GIVEN EXERCISE:
Copy, in full, each line of the material that holds the word "laser".

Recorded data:
╭──
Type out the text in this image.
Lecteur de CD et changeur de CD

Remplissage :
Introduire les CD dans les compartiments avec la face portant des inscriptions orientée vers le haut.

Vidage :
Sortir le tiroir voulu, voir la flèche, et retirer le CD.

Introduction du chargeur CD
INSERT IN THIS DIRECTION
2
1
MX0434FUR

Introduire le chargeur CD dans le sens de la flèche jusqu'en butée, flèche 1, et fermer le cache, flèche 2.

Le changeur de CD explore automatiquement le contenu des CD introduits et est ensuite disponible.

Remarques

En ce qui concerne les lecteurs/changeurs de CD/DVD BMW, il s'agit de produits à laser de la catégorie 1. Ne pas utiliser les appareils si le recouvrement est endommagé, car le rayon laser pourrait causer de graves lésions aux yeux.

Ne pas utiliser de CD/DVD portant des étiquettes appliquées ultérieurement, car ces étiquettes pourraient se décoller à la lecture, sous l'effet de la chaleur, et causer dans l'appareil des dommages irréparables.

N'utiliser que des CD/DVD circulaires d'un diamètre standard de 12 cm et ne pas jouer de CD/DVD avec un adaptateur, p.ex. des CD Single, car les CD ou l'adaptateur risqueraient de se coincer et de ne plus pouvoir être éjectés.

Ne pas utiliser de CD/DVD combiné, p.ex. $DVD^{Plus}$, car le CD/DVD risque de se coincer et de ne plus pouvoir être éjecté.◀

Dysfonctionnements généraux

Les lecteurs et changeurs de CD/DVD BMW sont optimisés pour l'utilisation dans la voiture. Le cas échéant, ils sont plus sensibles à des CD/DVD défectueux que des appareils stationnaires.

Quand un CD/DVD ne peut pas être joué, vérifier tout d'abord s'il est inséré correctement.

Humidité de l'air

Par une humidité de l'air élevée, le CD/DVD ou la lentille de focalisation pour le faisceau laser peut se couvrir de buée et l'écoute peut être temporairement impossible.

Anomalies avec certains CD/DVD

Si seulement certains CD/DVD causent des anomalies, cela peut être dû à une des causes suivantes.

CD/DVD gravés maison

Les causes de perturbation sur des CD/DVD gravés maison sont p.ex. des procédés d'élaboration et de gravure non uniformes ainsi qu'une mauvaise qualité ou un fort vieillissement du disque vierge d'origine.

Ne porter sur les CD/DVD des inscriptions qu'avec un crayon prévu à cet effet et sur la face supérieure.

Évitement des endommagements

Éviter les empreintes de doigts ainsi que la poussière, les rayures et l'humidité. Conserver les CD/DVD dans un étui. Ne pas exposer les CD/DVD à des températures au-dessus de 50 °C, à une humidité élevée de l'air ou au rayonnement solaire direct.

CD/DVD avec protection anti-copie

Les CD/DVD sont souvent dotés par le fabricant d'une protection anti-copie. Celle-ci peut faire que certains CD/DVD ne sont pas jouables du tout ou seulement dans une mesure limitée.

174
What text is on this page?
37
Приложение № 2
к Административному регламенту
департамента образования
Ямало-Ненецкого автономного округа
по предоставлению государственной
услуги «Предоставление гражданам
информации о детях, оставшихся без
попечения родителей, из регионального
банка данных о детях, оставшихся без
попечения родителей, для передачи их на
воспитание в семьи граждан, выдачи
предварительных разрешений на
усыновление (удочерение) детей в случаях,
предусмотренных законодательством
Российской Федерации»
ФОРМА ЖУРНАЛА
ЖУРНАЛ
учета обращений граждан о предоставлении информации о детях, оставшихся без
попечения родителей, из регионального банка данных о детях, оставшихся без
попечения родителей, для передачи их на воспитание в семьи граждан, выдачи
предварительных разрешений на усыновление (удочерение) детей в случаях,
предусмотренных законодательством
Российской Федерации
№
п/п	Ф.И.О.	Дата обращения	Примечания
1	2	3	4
╰──
╭──
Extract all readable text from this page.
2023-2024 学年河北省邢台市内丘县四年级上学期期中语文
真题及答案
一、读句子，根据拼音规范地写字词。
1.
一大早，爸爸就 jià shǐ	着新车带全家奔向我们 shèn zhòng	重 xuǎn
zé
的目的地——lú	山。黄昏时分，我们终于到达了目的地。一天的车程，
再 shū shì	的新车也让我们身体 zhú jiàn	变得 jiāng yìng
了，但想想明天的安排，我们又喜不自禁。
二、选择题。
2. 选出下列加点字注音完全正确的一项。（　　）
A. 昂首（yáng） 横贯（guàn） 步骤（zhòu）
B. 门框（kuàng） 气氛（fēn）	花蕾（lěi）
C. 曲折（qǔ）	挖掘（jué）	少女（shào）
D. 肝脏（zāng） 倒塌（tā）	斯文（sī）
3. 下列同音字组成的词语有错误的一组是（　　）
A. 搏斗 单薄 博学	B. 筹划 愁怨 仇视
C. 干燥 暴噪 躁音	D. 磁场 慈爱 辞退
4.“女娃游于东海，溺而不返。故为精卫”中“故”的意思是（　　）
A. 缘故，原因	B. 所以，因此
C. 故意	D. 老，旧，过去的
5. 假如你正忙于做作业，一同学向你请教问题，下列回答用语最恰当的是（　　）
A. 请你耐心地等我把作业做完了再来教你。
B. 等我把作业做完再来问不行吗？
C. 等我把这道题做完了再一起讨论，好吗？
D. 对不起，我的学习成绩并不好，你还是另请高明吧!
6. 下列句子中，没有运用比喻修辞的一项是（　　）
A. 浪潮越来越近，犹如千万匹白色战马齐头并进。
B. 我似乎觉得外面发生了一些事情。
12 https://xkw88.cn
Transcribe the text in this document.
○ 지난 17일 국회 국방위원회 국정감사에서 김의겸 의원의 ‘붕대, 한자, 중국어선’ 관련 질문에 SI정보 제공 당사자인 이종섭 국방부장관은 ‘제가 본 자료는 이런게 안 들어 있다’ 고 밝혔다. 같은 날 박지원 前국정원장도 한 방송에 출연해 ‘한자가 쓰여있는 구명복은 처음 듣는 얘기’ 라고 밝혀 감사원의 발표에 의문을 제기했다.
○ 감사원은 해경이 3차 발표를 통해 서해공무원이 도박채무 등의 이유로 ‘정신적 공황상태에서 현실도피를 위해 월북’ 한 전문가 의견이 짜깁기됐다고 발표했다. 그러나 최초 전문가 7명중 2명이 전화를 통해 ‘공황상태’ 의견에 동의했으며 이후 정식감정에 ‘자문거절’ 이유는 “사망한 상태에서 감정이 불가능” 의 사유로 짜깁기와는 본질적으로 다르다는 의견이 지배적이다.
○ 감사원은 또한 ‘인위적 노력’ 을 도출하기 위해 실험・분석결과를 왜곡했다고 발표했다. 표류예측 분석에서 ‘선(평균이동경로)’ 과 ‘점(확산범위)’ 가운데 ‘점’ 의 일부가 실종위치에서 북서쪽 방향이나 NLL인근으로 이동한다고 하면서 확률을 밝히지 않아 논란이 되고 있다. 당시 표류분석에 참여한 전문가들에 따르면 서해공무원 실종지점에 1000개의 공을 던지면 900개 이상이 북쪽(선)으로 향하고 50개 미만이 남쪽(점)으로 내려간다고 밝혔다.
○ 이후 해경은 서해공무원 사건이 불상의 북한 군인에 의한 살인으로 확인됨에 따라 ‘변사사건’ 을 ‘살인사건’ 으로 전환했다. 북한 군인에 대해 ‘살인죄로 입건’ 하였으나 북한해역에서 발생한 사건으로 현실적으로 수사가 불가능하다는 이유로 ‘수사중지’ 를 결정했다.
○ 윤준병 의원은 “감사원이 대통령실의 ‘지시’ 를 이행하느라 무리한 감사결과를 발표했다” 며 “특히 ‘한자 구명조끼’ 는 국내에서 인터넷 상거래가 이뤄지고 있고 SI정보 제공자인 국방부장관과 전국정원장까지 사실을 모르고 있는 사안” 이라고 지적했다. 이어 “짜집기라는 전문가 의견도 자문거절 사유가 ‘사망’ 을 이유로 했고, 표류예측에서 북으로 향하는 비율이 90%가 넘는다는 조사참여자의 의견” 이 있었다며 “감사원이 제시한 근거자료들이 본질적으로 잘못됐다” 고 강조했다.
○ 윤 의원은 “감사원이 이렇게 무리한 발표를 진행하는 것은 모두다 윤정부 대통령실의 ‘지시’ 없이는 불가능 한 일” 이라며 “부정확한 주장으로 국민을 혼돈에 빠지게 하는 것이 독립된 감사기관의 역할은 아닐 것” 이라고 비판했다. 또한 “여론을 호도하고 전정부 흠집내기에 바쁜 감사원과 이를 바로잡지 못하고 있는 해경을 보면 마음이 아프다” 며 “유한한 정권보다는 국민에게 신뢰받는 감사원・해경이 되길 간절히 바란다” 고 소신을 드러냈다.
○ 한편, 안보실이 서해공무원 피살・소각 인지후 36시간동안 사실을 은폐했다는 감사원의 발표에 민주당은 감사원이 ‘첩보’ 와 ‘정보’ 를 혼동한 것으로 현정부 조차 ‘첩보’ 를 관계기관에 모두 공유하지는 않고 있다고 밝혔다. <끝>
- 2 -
╰──
╭──
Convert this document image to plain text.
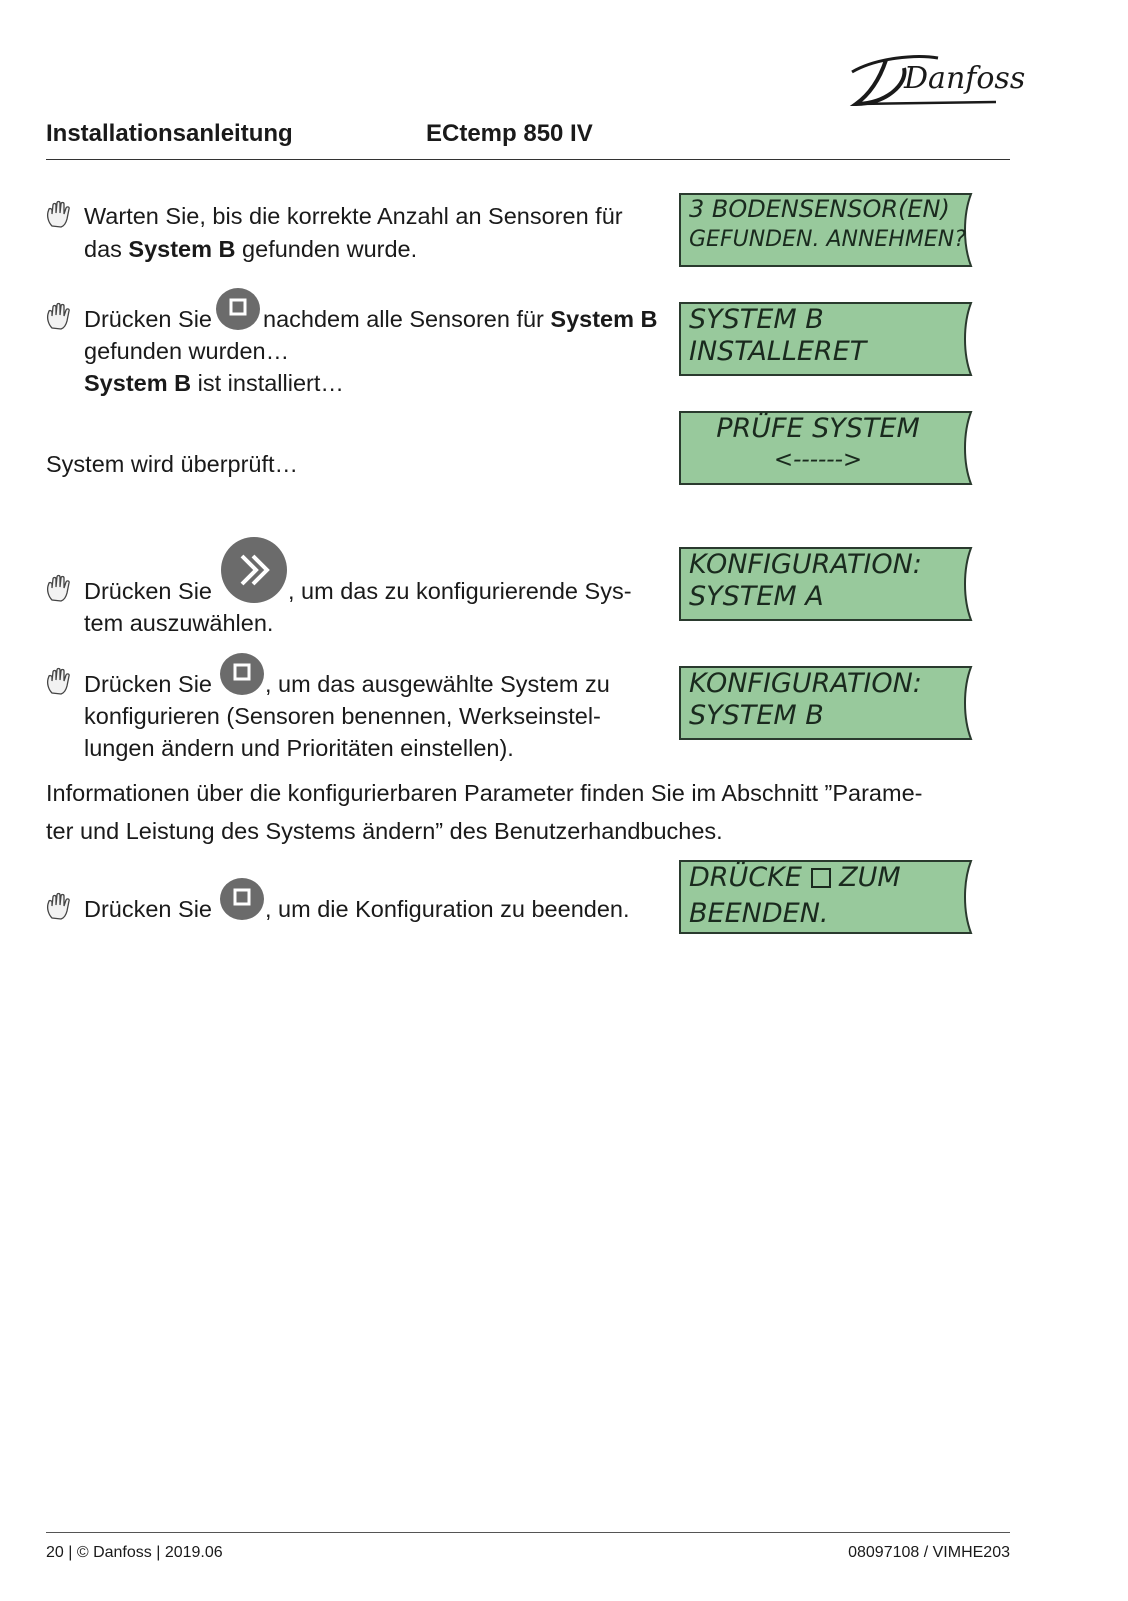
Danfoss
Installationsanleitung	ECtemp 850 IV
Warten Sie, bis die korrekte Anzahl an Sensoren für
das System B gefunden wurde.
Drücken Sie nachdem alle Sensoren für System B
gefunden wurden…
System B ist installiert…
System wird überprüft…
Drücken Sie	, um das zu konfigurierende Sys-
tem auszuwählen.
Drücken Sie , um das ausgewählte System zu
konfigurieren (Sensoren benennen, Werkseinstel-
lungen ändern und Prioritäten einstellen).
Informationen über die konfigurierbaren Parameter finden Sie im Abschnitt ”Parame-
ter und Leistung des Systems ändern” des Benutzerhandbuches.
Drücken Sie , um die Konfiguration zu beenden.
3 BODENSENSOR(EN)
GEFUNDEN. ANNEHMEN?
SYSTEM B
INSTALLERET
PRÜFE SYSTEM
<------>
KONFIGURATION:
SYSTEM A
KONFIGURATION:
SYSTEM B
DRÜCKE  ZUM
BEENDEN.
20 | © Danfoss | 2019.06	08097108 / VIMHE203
╰──
FINISHED ANSWER:
En ce qui concerne les lecteurs/changeurs de CD/DVD BMW, il s'agit de produits à laser de la catégorie 1. Ne pas utiliser les appareils si le recouvrement est endommagé, car le rayon laser pourrait causer de graves lésions aux yeux.
Par une humidité de l'air élevée, le CD/DVD ou la lentille de focalisation pour le faisceau laser peut se couvrir de buée et l'écoute peut être temporairement impossible.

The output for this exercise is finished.